[Records]
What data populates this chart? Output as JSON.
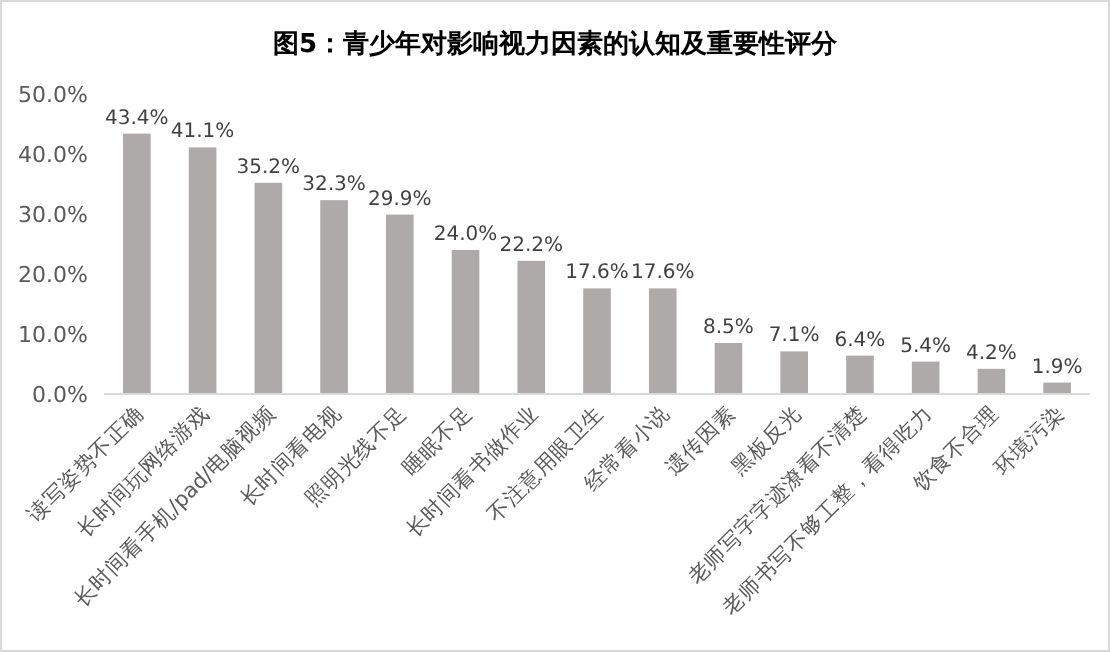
{
  "chart_data": {
    "type": "bar",
    "title": "图5：青少年对影响视力因素的认知及重要性评分",
    "categories": [
      "读写姿势不正确",
      "长时间玩网络游戏",
      "长时间看手机/pad/电脑视频",
      "长时间看电视",
      "照明光线不足",
      "睡眠不足",
      "长时间看书做作业",
      "不注意用眼卫生",
      "经常看小说",
      "遗传因素",
      "黑板反光",
      "老师写字字迹潦看不清楚",
      "老师书写不够工整，看得吃力",
      "饮食不合理",
      "环境污染"
    ],
    "values": [
      43.4,
      41.1,
      35.2,
      32.3,
      29.9,
      24.0,
      22.2,
      17.6,
      17.6,
      8.5,
      7.1,
      6.4,
      5.4,
      4.2,
      1.9
    ],
    "value_labels": [
      "43.4%",
      "41.1%",
      "35.2%",
      "32.3%",
      "29.9%",
      "24.0%",
      "22.2%",
      "17.6%",
      "17.6%",
      "8.5%",
      "7.1%",
      "6.4%",
      "5.4%",
      "4.2%",
      "1.9%"
    ],
    "color": "#aeaaaa",
    "ylim": [
      0,
      50
    ],
    "yticks": [
      {
        "value": 0,
        "label": "0.0%"
      },
      {
        "value": 10,
        "label": "10.0%"
      },
      {
        "value": 20,
        "label": "20.0%"
      },
      {
        "value": 30,
        "label": "30.0%"
      },
      {
        "value": 40,
        "label": "40.0%"
      },
      {
        "value": 50,
        "label": "50.0%"
      }
    ],
    "grid": false
  }
}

Given instruction -> Extract the text of all the records above verbatim, excluding pictures.

In response ->
What data populates this chart? Output as JSON.
{
  "chart_data": {
    "type": "bar",
    "title": "图5：青少年对影响视力因素的认知及重要性评分",
    "categories": [
      "读写姿势不正确",
      "长时间玩网络游戏",
      "长时间看手机/pad/电脑视频",
      "长时间看电视",
      "照明光线不足",
      "睡眠不足",
      "长时间看书做作业",
      "不注意用眼卫生",
      "经常看小说",
      "遗传因素",
      "黑板反光",
      "老师写字字迹潦看不清楚",
      "老师书写不够工整，看得吃力",
      "饮食不合理",
      "环境污染"
    ],
    "values": [
      43.4,
      41.1,
      35.2,
      32.3,
      29.9,
      24.0,
      22.2,
      17.6,
      17.6,
      8.5,
      7.1,
      6.4,
      5.4,
      4.2,
      1.9
    ],
    "value_labels": [
      "43.4%",
      "41.1%",
      "35.2%",
      "32.3%",
      "29.9%",
      "24.0%",
      "22.2%",
      "17.6%",
      "17.6%",
      "8.5%",
      "7.1%",
      "6.4%",
      "5.4%",
      "4.2%",
      "1.9%"
    ],
    "color": "#aeaaaa",
    "ylim": [
      0,
      50
    ],
    "yticks": [
      {
        "value": 0,
        "label": "0.0%"
      },
      {
        "value": 10,
        "label": "10.0%"
      },
      {
        "value": 20,
        "label": "20.0%"
      },
      {
        "value": 30,
        "label": "30.0%"
      },
      {
        "value": 40,
        "label": "40.0%"
      },
      {
        "value": 50,
        "label": "50.0%"
      }
    ],
    "grid": false
  }
}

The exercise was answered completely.